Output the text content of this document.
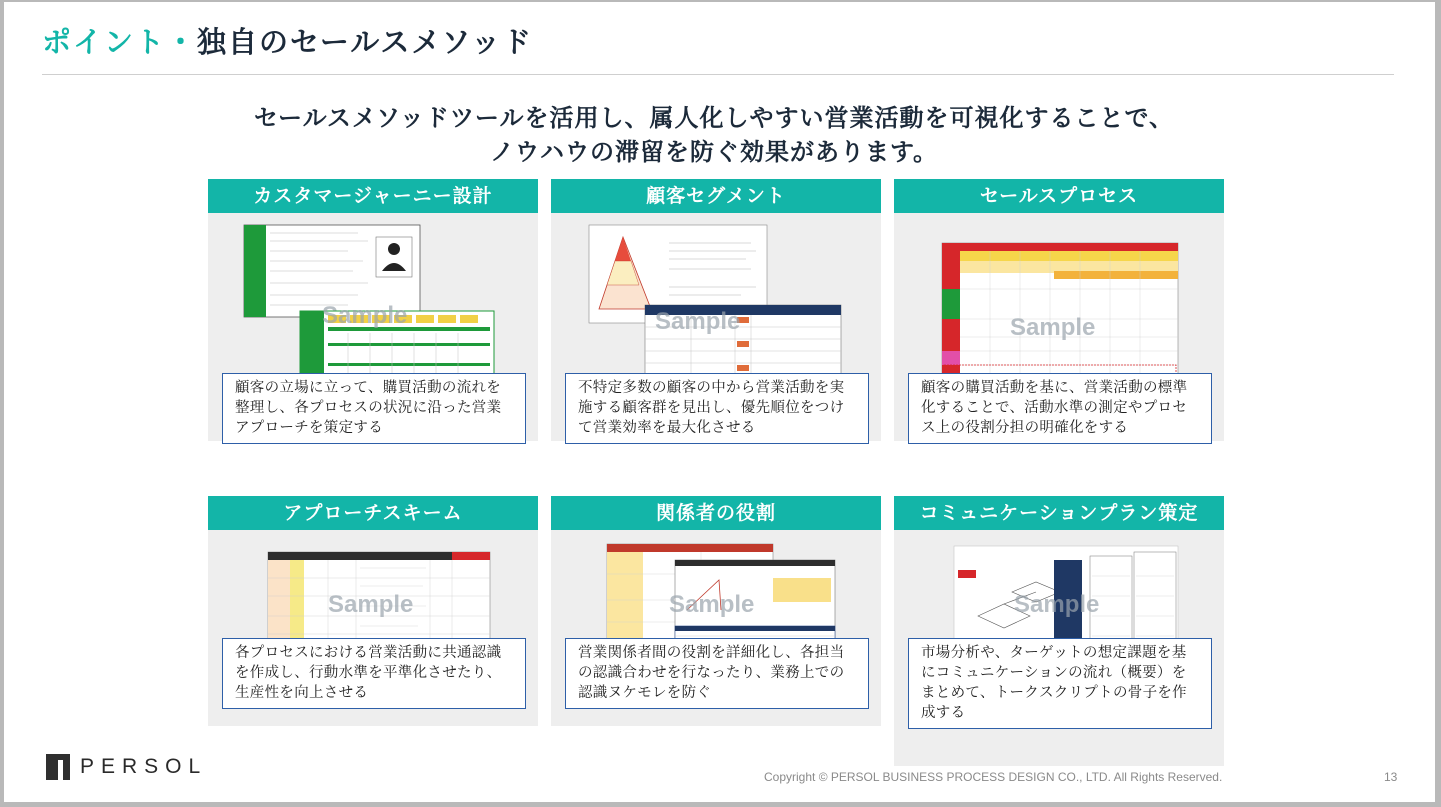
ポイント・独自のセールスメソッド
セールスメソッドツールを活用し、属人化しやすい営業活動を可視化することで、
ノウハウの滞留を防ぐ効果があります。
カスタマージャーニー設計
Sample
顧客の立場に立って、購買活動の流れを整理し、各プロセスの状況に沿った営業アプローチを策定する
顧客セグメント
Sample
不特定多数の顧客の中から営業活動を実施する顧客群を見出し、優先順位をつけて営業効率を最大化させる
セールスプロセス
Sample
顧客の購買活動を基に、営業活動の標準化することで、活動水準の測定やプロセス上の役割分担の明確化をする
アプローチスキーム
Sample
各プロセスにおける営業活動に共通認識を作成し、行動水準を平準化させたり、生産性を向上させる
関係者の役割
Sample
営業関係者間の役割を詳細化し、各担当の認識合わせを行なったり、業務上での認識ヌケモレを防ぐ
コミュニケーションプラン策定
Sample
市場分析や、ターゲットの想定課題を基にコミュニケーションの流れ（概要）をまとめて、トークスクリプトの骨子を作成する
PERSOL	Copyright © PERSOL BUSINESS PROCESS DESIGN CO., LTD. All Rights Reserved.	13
===
**GOAL:** Repeat the records above exactly, leaving out the pictures.

**THE RESPONSE:**
Output the text content of this document.
ポイント・独自のセールスメソッド
セールスメソッドツールを活用し、属人化しやすい営業活動を可視化することで、
ノウハウの滞留を防ぐ効果があります。
カスタマージャーニー設計
Sample
顧客の立場に立って、購買活動の流れを整理し、各プロセスの状況に沿った営業アプローチを策定する
顧客セグメント
Sample
不特定多数の顧客の中から営業活動を実施する顧客群を見出し、優先順位をつけて営業効率を最大化させる
セールスプロセス
Sample
顧客の購買活動を基に、営業活動の標準化することで、活動水準の測定やプロセス上の役割分担の明確化をする
アプローチスキーム
Sample
各プロセスにおける営業活動に共通認識を作成し、行動水準を平準化させたり、生産性を向上させる
関係者の役割
Sample
営業関係者間の役割を詳細化し、各担当の認識合わせを行なったり、業務上での認識ヌケモレを防ぐ
コミュニケーションプラン策定
Sample
市場分析や、ターゲットの想定課題を基にコミュニケーションの流れ（概要）をまとめて、トークスクリプトの骨子を作成する
PERSOL	Copyright © PERSOL BUSINESS PROCESS DESIGN CO., LTD. All Rights Reserved.	13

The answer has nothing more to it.